Written problem:
Render the rows below as a numbered list, from the very first line through the line containing "file-item[interactable]: ∗omarchy-pkg-add <box>43", both ends included and blank lines left out.

=== Data provided ===

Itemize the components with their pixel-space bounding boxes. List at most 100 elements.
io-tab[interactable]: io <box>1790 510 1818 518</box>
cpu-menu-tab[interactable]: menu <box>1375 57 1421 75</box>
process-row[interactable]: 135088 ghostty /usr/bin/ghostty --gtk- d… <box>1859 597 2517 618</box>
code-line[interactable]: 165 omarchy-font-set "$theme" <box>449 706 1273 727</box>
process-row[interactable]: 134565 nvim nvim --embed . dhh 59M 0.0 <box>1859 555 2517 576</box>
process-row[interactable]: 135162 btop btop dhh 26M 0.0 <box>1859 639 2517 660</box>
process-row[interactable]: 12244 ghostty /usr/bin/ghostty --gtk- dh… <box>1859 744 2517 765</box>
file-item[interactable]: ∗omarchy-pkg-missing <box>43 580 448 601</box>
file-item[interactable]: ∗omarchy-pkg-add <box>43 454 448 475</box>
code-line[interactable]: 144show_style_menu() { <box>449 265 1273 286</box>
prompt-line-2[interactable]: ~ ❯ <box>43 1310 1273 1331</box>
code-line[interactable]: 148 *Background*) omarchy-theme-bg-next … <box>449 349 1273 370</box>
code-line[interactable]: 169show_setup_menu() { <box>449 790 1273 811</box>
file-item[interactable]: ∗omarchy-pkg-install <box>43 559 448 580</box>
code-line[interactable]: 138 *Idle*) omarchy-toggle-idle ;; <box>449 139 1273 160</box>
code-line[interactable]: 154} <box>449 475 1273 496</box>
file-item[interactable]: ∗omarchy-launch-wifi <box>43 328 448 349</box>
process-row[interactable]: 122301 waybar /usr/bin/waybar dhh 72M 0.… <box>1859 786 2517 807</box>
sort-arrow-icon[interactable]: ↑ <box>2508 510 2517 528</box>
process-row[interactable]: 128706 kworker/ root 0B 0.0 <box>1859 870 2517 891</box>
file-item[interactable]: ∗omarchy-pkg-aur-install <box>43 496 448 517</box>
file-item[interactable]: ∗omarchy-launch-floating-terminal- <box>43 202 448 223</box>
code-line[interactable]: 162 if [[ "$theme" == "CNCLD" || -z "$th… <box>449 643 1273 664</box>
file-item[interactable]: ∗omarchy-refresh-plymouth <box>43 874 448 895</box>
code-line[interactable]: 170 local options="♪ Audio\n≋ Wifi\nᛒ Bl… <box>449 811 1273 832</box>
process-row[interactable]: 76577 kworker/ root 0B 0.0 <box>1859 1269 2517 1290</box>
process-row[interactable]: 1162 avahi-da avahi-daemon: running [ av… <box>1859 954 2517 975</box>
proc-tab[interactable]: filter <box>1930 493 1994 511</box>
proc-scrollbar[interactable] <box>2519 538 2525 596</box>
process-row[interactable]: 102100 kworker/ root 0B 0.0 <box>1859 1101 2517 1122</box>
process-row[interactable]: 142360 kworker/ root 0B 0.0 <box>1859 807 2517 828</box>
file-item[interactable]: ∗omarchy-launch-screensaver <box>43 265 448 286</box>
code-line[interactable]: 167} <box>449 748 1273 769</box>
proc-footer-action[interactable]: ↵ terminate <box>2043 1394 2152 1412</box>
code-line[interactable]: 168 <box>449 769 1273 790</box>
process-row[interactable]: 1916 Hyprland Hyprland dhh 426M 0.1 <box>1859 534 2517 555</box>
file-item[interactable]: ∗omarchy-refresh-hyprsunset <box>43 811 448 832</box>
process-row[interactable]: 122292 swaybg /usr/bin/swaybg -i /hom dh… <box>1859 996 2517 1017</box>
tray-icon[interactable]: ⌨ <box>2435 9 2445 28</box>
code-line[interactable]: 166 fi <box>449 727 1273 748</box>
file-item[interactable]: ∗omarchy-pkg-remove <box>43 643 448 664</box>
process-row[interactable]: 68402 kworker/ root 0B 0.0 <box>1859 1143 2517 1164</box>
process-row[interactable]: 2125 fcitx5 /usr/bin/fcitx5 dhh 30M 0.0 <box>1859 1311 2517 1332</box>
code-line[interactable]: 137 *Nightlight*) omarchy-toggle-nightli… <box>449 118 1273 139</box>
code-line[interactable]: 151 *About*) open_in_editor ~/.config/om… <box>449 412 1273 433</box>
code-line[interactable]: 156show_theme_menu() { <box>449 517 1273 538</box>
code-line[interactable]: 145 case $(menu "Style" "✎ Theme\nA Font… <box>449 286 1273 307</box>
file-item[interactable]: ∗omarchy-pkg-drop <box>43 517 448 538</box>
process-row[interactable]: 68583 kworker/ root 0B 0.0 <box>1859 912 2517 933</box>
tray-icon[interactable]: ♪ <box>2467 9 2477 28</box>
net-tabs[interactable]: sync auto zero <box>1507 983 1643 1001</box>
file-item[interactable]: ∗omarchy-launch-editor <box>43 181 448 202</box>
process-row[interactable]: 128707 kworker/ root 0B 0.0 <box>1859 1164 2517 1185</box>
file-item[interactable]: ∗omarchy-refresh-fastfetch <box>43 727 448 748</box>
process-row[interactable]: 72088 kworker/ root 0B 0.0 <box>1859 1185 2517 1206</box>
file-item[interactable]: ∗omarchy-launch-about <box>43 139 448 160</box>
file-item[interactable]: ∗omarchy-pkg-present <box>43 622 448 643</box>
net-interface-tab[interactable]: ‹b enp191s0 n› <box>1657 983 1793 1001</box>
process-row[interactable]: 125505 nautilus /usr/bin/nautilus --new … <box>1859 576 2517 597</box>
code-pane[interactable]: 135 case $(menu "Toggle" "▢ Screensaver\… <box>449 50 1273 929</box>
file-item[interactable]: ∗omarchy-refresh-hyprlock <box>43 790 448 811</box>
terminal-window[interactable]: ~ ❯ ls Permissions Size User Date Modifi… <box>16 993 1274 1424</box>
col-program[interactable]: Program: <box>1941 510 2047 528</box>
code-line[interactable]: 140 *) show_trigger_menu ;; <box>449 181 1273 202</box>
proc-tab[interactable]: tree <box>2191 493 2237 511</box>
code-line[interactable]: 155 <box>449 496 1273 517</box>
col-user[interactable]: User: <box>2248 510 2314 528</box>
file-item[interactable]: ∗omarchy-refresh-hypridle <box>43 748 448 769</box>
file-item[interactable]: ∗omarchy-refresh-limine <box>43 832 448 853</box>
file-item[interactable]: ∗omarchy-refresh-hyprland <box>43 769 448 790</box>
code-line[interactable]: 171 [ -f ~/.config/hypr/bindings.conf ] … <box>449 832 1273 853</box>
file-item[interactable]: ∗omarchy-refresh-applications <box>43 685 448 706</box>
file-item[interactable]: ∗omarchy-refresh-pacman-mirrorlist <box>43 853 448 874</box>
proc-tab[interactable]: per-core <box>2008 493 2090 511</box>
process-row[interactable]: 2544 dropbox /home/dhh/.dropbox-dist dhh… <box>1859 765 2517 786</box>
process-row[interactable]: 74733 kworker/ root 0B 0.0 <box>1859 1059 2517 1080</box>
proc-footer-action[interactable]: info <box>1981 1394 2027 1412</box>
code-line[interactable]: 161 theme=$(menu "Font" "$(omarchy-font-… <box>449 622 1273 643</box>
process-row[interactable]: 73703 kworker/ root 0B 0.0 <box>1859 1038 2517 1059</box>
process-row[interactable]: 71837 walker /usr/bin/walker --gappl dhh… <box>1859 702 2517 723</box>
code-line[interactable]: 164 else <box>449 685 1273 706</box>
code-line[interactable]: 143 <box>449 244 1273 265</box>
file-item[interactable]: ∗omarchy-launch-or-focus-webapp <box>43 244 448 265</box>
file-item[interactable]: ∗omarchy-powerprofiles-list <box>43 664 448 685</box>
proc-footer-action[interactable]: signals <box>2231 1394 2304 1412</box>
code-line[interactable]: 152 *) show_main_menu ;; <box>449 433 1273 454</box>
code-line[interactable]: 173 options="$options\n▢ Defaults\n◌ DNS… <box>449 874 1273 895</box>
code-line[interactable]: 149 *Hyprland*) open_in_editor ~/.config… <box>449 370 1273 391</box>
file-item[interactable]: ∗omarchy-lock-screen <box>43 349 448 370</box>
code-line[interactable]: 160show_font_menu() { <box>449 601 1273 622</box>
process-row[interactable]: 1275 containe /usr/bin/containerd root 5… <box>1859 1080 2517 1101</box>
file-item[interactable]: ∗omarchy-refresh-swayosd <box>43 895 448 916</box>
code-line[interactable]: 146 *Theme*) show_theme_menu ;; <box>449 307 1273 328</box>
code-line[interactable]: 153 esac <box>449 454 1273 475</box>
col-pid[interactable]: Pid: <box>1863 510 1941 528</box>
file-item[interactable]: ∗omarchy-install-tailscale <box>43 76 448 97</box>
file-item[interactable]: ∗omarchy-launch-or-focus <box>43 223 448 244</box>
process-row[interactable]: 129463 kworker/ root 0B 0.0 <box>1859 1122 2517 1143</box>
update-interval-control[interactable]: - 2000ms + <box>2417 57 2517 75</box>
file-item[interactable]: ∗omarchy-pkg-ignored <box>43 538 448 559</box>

===

Full response:
1. Itemize the components with their pixel-space bounding boxes. List at most 100 elements.
2. io-tab[interactable]: io <box>1790 510 1818 518</box>
3. cpu-menu-tab[interactable]: menu <box>1375 57 1421 75</box>
4. process-row[interactable]: 135088 ghostty /usr/bin/ghostty --gtk- d… <box>1859 597 2517 618</box>
5. code-line[interactable]: 165 omarchy-font-set "$theme" <box>449 706 1273 727</box>
6. process-row[interactable]: 134565 nvim nvim --embed . dhh 59M 0.0 <box>1859 555 2517 576</box>
7. process-row[interactable]: 135162 btop btop dhh 26M 0.0 <box>1859 639 2517 660</box>
8. process-row[interactable]: 12244 ghostty /usr/bin/ghostty --gtk- dh… <box>1859 744 2517 765</box>
9. file-item[interactable]: ∗omarchy-pkg-missing <box>43 580 448 601</box>
10. file-item[interactable]: ∗omarchy-pkg-add <box>43 454 448 475</box>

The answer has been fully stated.